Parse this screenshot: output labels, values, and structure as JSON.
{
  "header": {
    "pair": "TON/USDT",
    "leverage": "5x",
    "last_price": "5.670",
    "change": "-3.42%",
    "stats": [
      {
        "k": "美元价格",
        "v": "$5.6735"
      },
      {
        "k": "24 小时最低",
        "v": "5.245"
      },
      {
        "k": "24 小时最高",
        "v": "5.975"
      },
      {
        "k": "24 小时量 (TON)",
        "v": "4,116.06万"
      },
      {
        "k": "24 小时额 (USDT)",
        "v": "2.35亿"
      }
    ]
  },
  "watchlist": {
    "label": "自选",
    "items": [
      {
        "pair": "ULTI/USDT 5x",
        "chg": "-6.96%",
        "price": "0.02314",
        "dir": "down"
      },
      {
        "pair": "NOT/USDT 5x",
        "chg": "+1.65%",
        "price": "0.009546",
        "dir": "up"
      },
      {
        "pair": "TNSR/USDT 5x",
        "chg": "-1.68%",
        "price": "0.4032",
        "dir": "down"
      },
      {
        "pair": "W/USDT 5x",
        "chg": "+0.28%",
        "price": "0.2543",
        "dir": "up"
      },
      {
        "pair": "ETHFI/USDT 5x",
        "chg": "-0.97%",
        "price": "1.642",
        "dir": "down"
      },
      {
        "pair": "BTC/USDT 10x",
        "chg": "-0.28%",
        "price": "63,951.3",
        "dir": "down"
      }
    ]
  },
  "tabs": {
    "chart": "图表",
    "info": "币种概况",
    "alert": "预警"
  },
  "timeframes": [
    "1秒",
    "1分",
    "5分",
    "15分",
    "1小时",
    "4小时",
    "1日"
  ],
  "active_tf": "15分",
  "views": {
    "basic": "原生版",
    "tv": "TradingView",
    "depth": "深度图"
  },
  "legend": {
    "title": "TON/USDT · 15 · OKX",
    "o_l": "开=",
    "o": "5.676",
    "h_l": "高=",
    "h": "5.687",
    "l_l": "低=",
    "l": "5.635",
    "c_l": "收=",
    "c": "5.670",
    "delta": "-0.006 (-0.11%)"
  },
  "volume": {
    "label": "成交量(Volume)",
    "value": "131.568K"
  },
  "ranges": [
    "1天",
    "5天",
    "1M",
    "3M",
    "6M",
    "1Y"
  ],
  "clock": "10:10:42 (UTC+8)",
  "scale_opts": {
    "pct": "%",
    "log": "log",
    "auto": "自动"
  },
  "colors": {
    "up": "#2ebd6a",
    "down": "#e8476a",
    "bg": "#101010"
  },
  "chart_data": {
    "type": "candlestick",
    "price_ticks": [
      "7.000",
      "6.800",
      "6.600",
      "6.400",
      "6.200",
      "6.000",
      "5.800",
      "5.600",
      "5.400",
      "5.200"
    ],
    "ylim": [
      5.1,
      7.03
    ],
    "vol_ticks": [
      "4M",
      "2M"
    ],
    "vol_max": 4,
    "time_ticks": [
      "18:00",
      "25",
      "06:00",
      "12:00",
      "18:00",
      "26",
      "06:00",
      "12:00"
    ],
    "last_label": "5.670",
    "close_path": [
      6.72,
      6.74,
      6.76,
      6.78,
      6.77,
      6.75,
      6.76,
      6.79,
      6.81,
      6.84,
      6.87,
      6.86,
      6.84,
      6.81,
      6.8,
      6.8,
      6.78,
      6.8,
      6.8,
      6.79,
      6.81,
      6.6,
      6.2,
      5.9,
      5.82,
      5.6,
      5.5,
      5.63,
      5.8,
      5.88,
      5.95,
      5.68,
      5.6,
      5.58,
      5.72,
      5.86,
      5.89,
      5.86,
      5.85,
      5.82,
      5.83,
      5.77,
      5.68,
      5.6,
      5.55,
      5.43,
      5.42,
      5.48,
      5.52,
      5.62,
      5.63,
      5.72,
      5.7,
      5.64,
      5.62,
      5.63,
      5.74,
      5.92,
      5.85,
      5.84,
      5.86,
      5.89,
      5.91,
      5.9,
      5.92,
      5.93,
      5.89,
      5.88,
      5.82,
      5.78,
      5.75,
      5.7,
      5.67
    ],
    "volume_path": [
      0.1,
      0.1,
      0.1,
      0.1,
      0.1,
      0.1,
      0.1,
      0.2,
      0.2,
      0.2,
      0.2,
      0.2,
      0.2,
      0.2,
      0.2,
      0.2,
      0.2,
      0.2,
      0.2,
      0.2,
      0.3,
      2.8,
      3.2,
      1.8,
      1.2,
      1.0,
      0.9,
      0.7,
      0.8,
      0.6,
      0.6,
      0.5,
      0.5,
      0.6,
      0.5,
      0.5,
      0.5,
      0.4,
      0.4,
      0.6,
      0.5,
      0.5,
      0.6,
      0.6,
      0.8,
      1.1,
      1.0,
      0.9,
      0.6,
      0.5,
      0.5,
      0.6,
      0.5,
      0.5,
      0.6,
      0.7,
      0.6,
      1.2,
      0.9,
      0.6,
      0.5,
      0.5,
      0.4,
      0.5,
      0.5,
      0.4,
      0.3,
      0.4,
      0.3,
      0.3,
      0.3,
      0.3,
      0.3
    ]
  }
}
--
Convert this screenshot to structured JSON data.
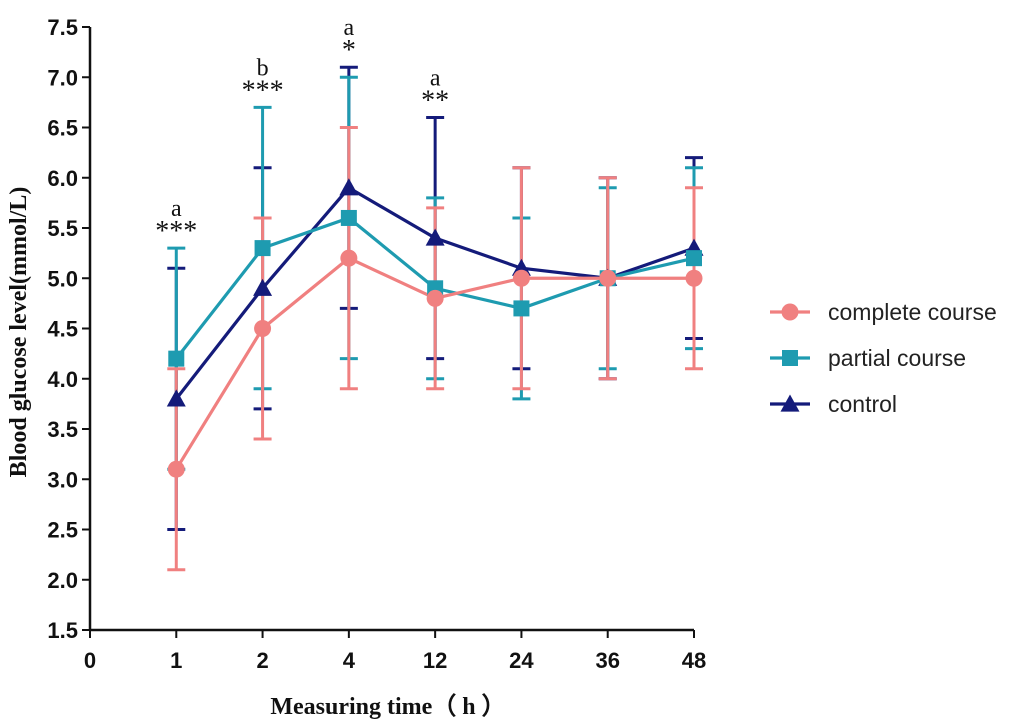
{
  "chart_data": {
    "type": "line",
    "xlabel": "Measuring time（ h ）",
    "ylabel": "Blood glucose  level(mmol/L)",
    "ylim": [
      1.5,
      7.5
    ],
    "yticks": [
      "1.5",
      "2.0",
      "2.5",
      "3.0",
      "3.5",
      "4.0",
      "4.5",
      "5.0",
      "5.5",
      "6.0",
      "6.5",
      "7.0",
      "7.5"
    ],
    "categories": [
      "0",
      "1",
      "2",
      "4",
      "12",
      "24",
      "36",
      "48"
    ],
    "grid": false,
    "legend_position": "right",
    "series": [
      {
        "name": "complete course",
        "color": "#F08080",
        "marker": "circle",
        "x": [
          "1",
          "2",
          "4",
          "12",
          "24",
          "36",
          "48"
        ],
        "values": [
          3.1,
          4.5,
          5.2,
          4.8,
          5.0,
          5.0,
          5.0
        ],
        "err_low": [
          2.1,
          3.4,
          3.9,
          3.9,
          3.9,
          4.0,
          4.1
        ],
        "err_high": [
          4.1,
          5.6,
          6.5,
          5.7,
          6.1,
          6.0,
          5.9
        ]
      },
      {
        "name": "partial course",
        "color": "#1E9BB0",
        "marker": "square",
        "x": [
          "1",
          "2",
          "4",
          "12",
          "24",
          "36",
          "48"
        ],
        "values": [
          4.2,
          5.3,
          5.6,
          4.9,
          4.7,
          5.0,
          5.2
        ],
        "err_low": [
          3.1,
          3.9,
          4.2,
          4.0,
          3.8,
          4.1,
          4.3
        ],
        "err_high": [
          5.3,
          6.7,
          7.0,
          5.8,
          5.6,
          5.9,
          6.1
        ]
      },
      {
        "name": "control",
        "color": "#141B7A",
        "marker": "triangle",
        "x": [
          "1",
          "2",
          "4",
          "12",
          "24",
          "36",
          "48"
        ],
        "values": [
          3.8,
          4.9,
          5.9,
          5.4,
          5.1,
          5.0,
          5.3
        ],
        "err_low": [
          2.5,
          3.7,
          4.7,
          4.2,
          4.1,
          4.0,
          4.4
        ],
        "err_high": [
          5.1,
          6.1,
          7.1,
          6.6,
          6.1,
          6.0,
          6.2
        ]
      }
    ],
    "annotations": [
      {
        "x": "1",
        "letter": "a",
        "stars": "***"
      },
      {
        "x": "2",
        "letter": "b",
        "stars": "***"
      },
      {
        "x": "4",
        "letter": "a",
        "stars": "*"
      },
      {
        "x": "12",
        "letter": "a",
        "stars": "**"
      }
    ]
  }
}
--
### Exercise objective
Go through the records and show every line with the string "course" in it.

### Task result
        "name": "complete course",
        "name": "partial course",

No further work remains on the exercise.